(Stored records):

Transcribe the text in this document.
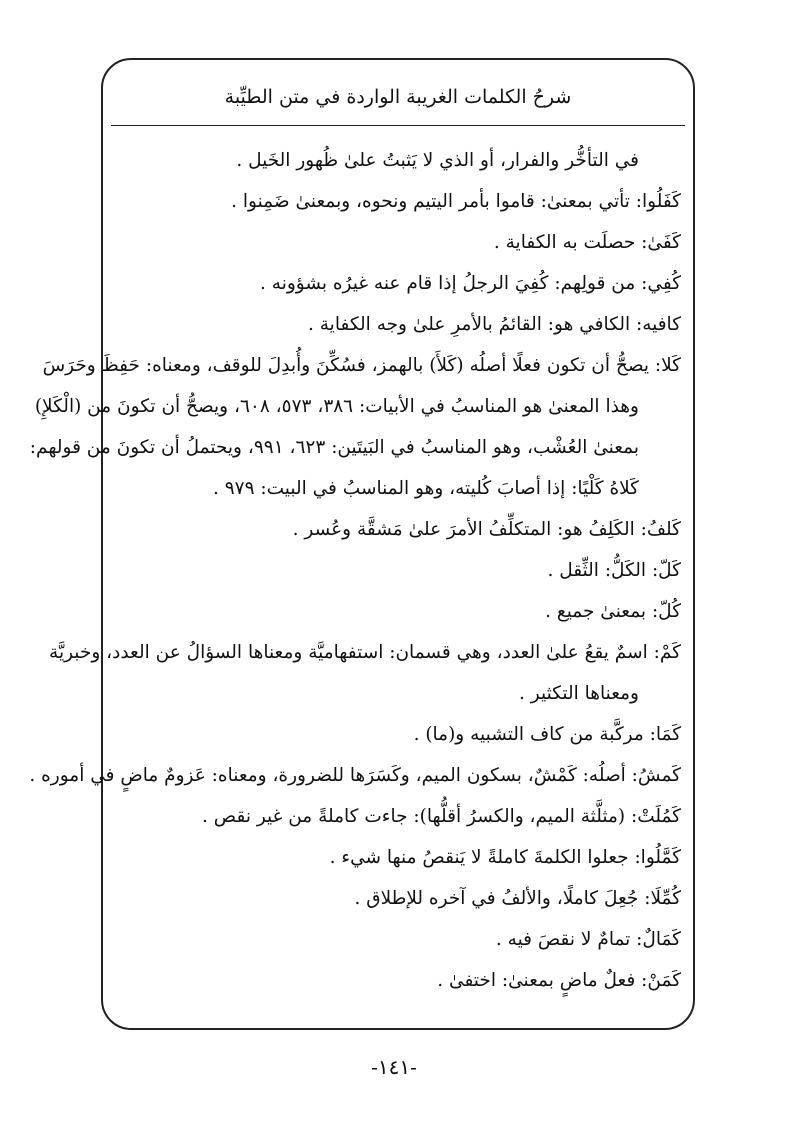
شرحُ الكلمات الغريبة الواردة في متن الطيِّبة
في التأخُّر والفرار، أو الذي لا يَثبتُ علىٰ ظُهور الخَيل .
كَفَلُوا: تأتي بمعنىٰ: قاموا بأمر اليتيم ونحوه، وبمعنىٰ ضَمِنوا .
كَفَىٰ: حصلَت به الكفاية .
كُفِي: من قولِهم: كُفِيَ الرجلُ إذا قام عنه غيرُه بشؤونه .
كافيه: الكافي هو: القائمُ بالأمرِ علىٰ وجه الكفاية .
كَلا: يصحُّ أن تكون فعلًا أصلُه (كَلأَ) بالهمز، فسُكِّنَ وأُبدِلَ للوقف، ومعناه: حَفِظَ وحَرَسَ
وهذا المعنىٰ هو المناسبُ في الأبيات: ٣٨٦، ٥٧٣، ٦٠٨، ويصحُّ أن تكونَ من (الْكَلإِ)
بمعنىٰ العُشْب، وهو المناسبُ في البَيتَين: ٦٢٣، ٩٩١، ويحتملُ أن تكونَ من قولهم:
كَلاهُ كَلْيًا: إذا أصابَ كُليته، وهو المناسبُ في البيت: ٩٧٩ .
كَلفُ: الكَلِفُ هو: المتكلِّفُ الأمرَ علىٰ مَشقَّة وعُسر .
كَلّ: الكَلُّ: الثِّقل .
كُلّ: بمعنىٰ جميع .
كَمْ: اسمٌ يقعُ علىٰ العدد، وهي قسمان: استفهاميَّة ومعناها السؤالُ عن العدد، وخبريَّة
ومعناها التكثير .
كَمَا: مركَّبة من كاف التشبيه و(ما) .
كَمشُ: أصلُه: كَمْشٌ، بسكون الميم، وكَسَرَها للضرورة، ومعناه: عَزومٌ ماضٍ في أموره .
كَمُلَتْ: (مثلَّثة الميم، والكسرُ أقلُّها): جاءت كاملةً من غير نقص .
كَمَّلُوا: جعلوا الكلمةَ كاملةً لا يَنقصُ منها شيء .
كُمِّلَا: جُعِلَ كاملًا، والألفُ في آخره للإطلاق .
كَمَالٌ: تمامٌ لا نقصَ فيه .
كَمَنْ: فعلٌ ماضٍ بمعنىٰ: اختفىٰ .
-١٤١-
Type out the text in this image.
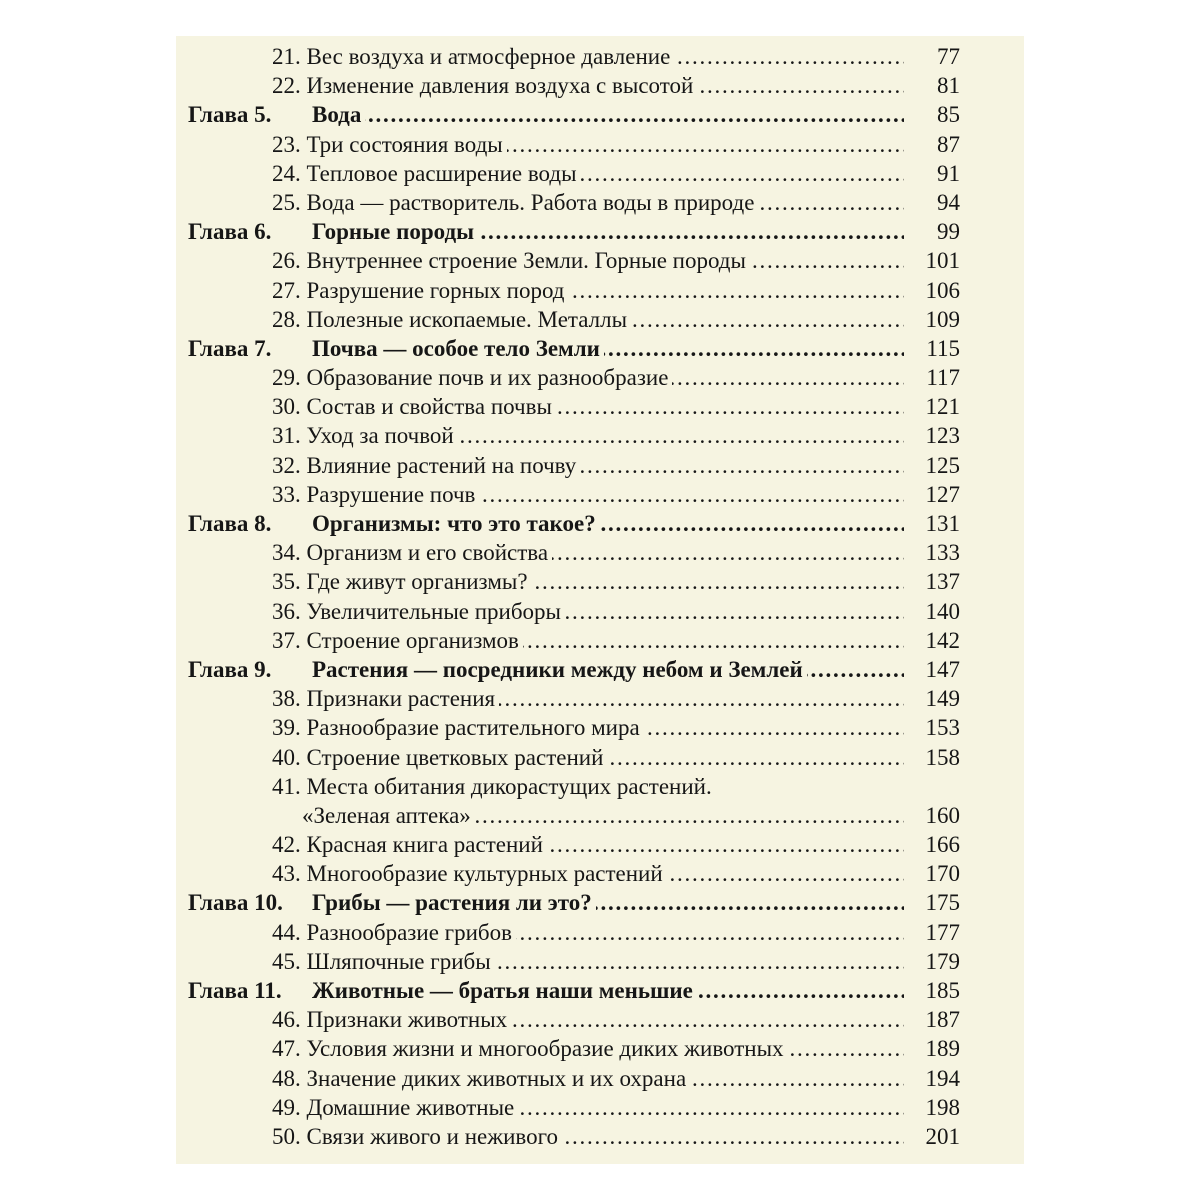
21. Вес воздуха и атмосферное давление . . .	77
22. Изменение давления воздуха с высотой . . .	81
Глава 5. Вода . . .	85
23. Три состояния воды . . .	87
24. Тепловое расширение воды . . .	91
25. Вода — растворитель. Работа воды в природе . . .	94
Глава 6. Горные породы . . .	99
26. Внутреннее строение Земли. Горные породы . . .	101
27. Разрушение горных пород . . .	106
28. Полезные ископаемые. Металлы . . .	109
Глава 7. Почва — особое тело Земли . . .	115
29. Образование почв и их разнообразие . . .	117
30. Состав и свойства почвы . . .	121
31. Уход за почвой . . .	123
32. Влияние растений на почву . . .	125
33. Разрушение почв . . .	127
Глава 8. Организмы: что это такое? . . .	131
34. Организм и его свойства . . .	133
35. Где живут организмы? . . .	137
36. Увеличительные приборы . . .	140
37. Строение организмов . . .	142
Глава 9. Растения — посредники между небом и Землей . . .	147
38. Признаки растения . . .	149
39. Разнообразие растительного мира . . .	153
40. Строение цветковых растений . . .	158
41. Места обитания дикорастущих растений.
«Зеленая аптека» . . .	160
42. Красная книга растений . . .	166
43. Многообразие культурных растений . . .	170
Глава 10. Грибы — растения ли это? . . .	175
44. Разнообразие грибов . . .	177
45. Шляпочные грибы . . .	179
Глава 11. Животные — братья наши меньшие . . .	185
46. Признаки животных . . .	187
47. Условия жизни и многообразие диких животных . . .	189
48. Значение диких животных и их охрана . . .	194
49. Домашние животные . . .	198
50. Связи живого и неживого . . .	201
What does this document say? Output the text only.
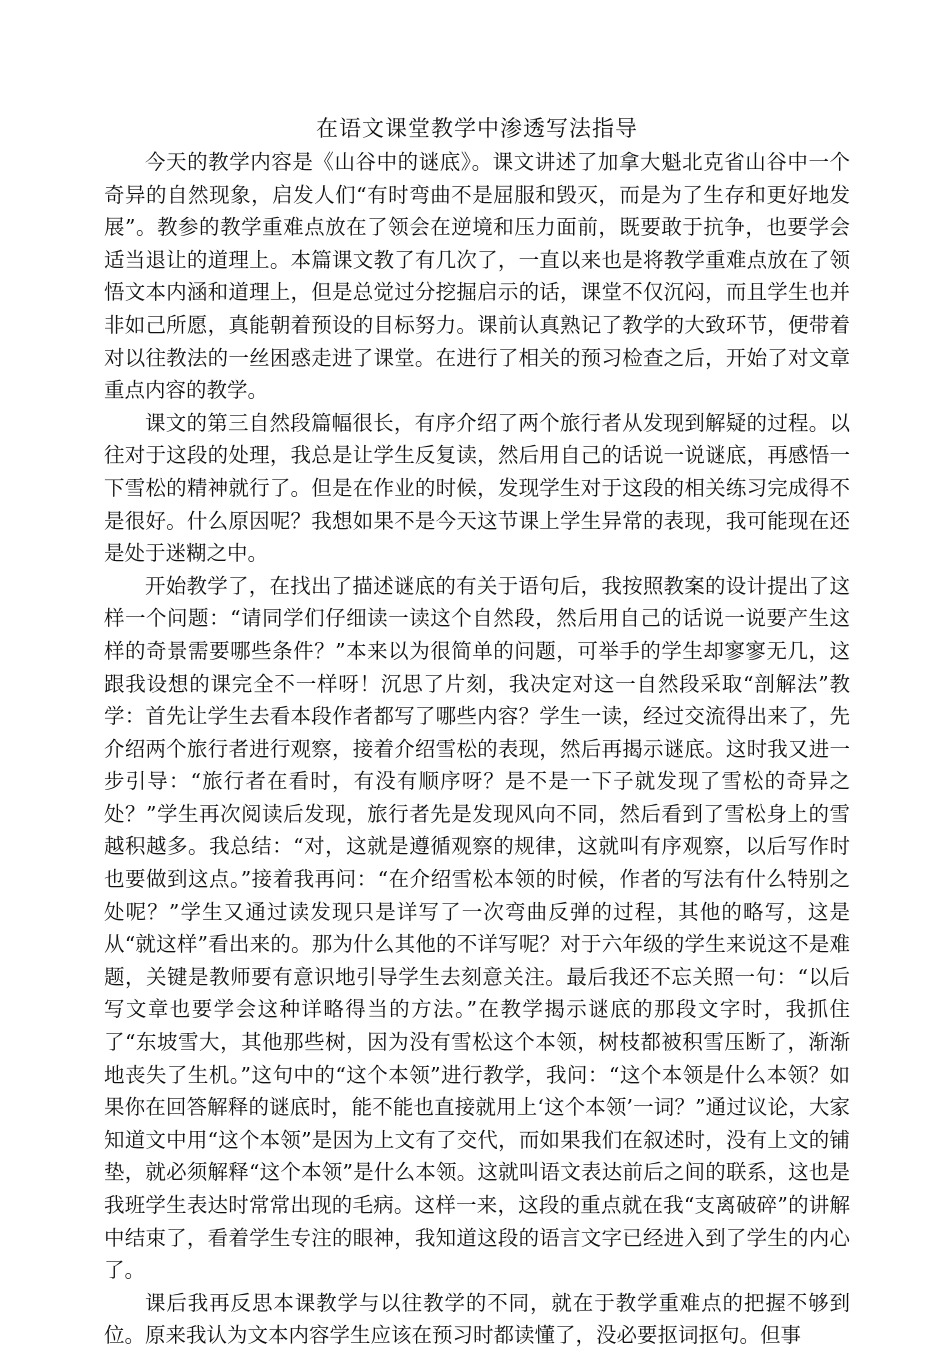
在语文课堂教学中渗透写法指导

今天的教学内容是《山谷中的谜底》。课文讲述了加拿大魁北克省山谷中一个奇异的自然现象，启发人们“有时弯曲不是屈服和毁灭，而是为了生存和更好地发展”。教参的教学重难点放在了领会在逆境和压力面前，既要敢于抗争，也要学会适当退让的道理上。本篇课文教了有几次了，一直以来也是将教学重难点放在了领悟文本内涵和道理上，但是总觉过分挖掘启示的话，课堂不仅沉闷，而且学生也并非如己所愿，真能朝着预设的目标努力。课前认真熟记了教学的大致环节，便带着对以往教法的一丝困惑走进了课堂。在进行了相关的预习检查之后，开始了对文章重点内容的教学。

课文的第三自然段篇幅很长，有序介绍了两个旅行者从发现到解疑的过程。以往对于这段的处理，我总是让学生反复读，然后用自己的话说一说谜底，再感悟一下雪松的精神就行了。但是在作业的时候，发现学生对于这段的相关练习完成得不是很好。什么原因呢？我想如果不是今天这节课上学生异常的表现，我可能现在还是处于迷糊之中。

开始教学了，在找出了描述谜底的有关于语句后，我按照教案的设计提出了这样一个问题：“请同学们仔细读一读这个自然段，然后用自己的话说一说要产生这样的奇景需要哪些条件？”本来以为很简单的问题，可举手的学生却寥寥无几，这跟我设想的课完全不一样呀！沉思了片刻，我决定对这一自然段采取“剖解法”教学：首先让学生去看本段作者都写了哪些内容？学生一读，经过交流得出来了，先介绍两个旅行者进行观察，接着介绍雪松的表现，然后再揭示谜底。这时我又进一步引导：“旅行者在看时，有没有顺序呀？是不是一下子就发现了雪松的奇异之处？”学生再次阅读后发现，旅行者先是发现风向不同，然后看到了雪松身上的雪越积越多。我总结：“对，这就是遵循观察的规律，这就叫有序观察，以后写作时也要做到这点。”接着我再问：“在介绍雪松本领的时候，作者的写法有什么特别之处呢？”学生又通过读发现只是详写了一次弯曲反弹的过程，其他的略写，这是从“就这样”看出来的。那为什么其他的不详写呢？对于六年级的学生来说这不是难题，关键是教师要有意识地引导学生去刻意关注。最后我还不忘关照一句：“以后写文章也要学会这种详略得当的方法。”在教学揭示谜底的那段文字时，我抓住了“东坡雪大，其他那些树，因为没有雪松这个本领，树枝都被积雪压断了，渐渐地丧失了生机。”这句中的“这个本领”进行教学，我问：“这个本领是什么本领？如果你在回答解释的谜底时，能不能也直接就用上‘这个本领’一词？”通过议论，大家知道文中用“这个本领”是因为上文有了交代，而如果我们在叙述时，没有上文的铺垫，就必须解释“这个本领”是什么本领。这就叫语文表达前后之间的联系，这也是我班学生表达时常常出现的毛病。这样一来，这段的重点就在我“支离破碎”的讲解中结束了，看着学生专注的眼神，我知道这段的语言文字已经进入到了学生的内心了。

课后我再反思本课教学与以往教学的不同，就在于教学重难点的把握不够到位。原来我认为文本内容学生应该在预习时都读懂了，没必要抠词抠句。但事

(Requirements): Transcribe every line from the records above without alteration, and leave out the images.

(Output of the task):
Transcribe the text in this document.
شرحُ الكلمات الغريبة الواردة في متن الطيِّبة
في التأخُّر والفرار، أو الذي لا يَثبتُ علىٰ ظُهور الخَيل .
كَفَلُوا: تأتي بمعنىٰ: قاموا بأمر اليتيم ونحوه، وبمعنىٰ ضَمِنوا .
كَفَىٰ: حصلَت به الكفاية .
كُفِي: من قولِهم: كُفِيَ الرجلُ إذا قام عنه غيرُه بشؤونه .
كافيه: الكافي هو: القائمُ بالأمرِ علىٰ وجه الكفاية .
كَلا: يصحُّ أن تكون فعلًا أصلُه (كَلأَ) بالهمز، فسُكِّنَ وأُبدِلَ للوقف، ومعناه: حَفِظَ وحَرَسَ
وهذا المعنىٰ هو المناسبُ في الأبيات: ٣٨٦، ٥٧٣، ٦٠٨، ويصحُّ أن تكونَ من (الْكَلإِ)
بمعنىٰ العُشْب، وهو المناسبُ في البَيتَين: ٦٢٣، ٩٩١، ويحتملُ أن تكونَ من قولهم:
كَلاهُ كَلْيًا: إذا أصابَ كُليته، وهو المناسبُ في البيت: ٩٧٩ .
كَلفُ: الكَلِفُ هو: المتكلِّفُ الأمرَ علىٰ مَشقَّة وعُسر .
كَلّ: الكَلُّ: الثِّقل .
كُلّ: بمعنىٰ جميع .
كَمْ: اسمٌ يقعُ علىٰ العدد، وهي قسمان: استفهاميَّة ومعناها السؤالُ عن العدد، وخبريَّة
ومعناها التكثير .
كَمَا: مركَّبة من كاف التشبيه و(ما) .
كَمشُ: أصلُه: كَمْشٌ، بسكون الميم، وكَسَرَها للضرورة، ومعناه: عَزومٌ ماضٍ في أموره .
كَمُلَتْ: (مثلَّثة الميم، والكسرُ أقلُّها): جاءت كاملةً من غير نقص .
كَمَّلُوا: جعلوا الكلمةَ كاملةً لا يَنقصُ منها شيء .
كُمِّلَا: جُعِلَ كاملًا، والألفُ في آخره للإطلاق .
كَمَالٌ: تمامٌ لا نقصَ فيه .
كَمَنْ: فعلٌ ماضٍ بمعنىٰ: اختفىٰ .
-١٤١-
Type out the text in this image.
21. Вес воздуха и атмосферное давление . . .	77
22. Изменение давления воздуха с высотой . . .	81
Глава 5. Вода . . .	85
23. Три состояния воды . . .	87
24. Тепловое расширение воды . . .	91
25. Вода — растворитель. Работа воды в природе . . .	94
Глава 6. Горные породы . . .	99
26. Внутреннее строение Земли. Горные породы . . .	101
27. Разрушение горных пород . . .	106
28. Полезные ископаемые. Металлы . . .	109
Глава 7. Почва — особое тело Земли . . .	115
29. Образование почв и их разнообразие . . .	117
30. Состав и свойства почвы . . .	121
31. Уход за почвой . . .	123
32. Влияние растений на почву . . .	125
33. Разрушение почв . . .	127
Глава 8. Организмы: что это такое? . . .	131
34. Организм и его свойства . . .	133
35. Где живут организмы? . . .	137
36. Увеличительные приборы . . .	140
37. Строение организмов . . .	142
Глава 9. Растения — посредники между небом и Землей . . .	147
38. Признаки растения . . .	149
39. Разнообразие растительного мира . . .	153
40. Строение цветковых растений . . .	158
41. Места обитания дикорастущих растений.
«Зеленая аптека» . . .	160
42. Красная книга растений . . .	166
43. Многообразие культурных растений . . .	170
Глава 10. Грибы — растения ли это? . . .	175
44. Разнообразие грибов . . .	177
45. Шляпочные грибы . . .	179
Глава 11. Животные — братья наши меньшие . . .	185
46. Признаки животных . . .	187
47. Условия жизни и многообразие диких животных . . .	189
48. Значение диких животных и их охрана . . .	194
49. Домашние животные . . .	198
50. Связи живого и неживого . . .	201
What does this document say? Output the text only.
在语文课堂教学中渗透写法指导

今天的教学内容是《山谷中的谜底》。课文讲述了加拿大魁北克省山谷中一个奇异的自然现象，启发人们“有时弯曲不是屈服和毁灭，而是为了生存和更好地发展”。教参的教学重难点放在了领会在逆境和压力面前，既要敢于抗争，也要学会适当退让的道理上。本篇课文教了有几次了，一直以来也是将教学重难点放在了领悟文本内涵和道理上，但是总觉过分挖掘启示的话，课堂不仅沉闷，而且学生也并非如己所愿，真能朝着预设的目标努力。课前认真熟记了教学的大致环节，便带着对以往教法的一丝困惑走进了课堂。在进行了相关的预习检查之后，开始了对文章重点内容的教学。

课文的第三自然段篇幅很长，有序介绍了两个旅行者从发现到解疑的过程。以往对于这段的处理，我总是让学生反复读，然后用自己的话说一说谜底，再感悟一下雪松的精神就行了。但是在作业的时候，发现学生对于这段的相关练习完成得不是很好。什么原因呢？我想如果不是今天这节课上学生异常的表现，我可能现在还是处于迷糊之中。

开始教学了，在找出了描述谜底的有关于语句后，我按照教案的设计提出了这样一个问题：“请同学们仔细读一读这个自然段，然后用自己的话说一说要产生这样的奇景需要哪些条件？”本来以为很简单的问题，可举手的学生却寥寥无几，这跟我设想的课完全不一样呀！沉思了片刻，我决定对这一自然段采取“剖解法”教学：首先让学生去看本段作者都写了哪些内容？学生一读，经过交流得出来了，先介绍两个旅行者进行观察，接着介绍雪松的表现，然后再揭示谜底。这时我又进一步引导：“旅行者在看时，有没有顺序呀？是不是一下子就发现了雪松的奇异之处？”学生再次阅读后发现，旅行者先是发现风向不同，然后看到了雪松身上的雪越积越多。我总结：“对，这就是遵循观察的规律，这就叫有序观察，以后写作时也要做到这点。”接着我再问：“在介绍雪松本领的时候，作者的写法有什么特别之处呢？”学生又通过读发现只是详写了一次弯曲反弹的过程，其他的略写，这是从“就这样”看出来的。那为什么其他的不详写呢？对于六年级的学生来说这不是难题，关键是教师要有意识地引导学生去刻意关注。最后我还不忘关照一句：“以后写文章也要学会这种详略得当的方法。”在教学揭示谜底的那段文字时，我抓住了“东坡雪大，其他那些树，因为没有雪松这个本领，树枝都被积雪压断了，渐渐地丧失了生机。”这句中的“这个本领”进行教学，我问：“这个本领是什么本领？如果你在回答解释的谜底时，能不能也直接就用上‘这个本领’一词？”通过议论，大家知道文中用“这个本领”是因为上文有了交代，而如果我们在叙述时，没有上文的铺垫，就必须解释“这个本领”是什么本领。这就叫语文表达前后之间的联系，这也是我班学生表达时常常出现的毛病。这样一来，这段的重点就在我“支离破碎”的讲解中结束了，看着学生专注的眼神，我知道这段的语言文字已经进入到了学生的内心了。

课后我再反思本课教学与以往教学的不同，就在于教学重难点的把握不够到位。原来我认为文本内容学生应该在预习时都读懂了，没必要抠词抠句。但事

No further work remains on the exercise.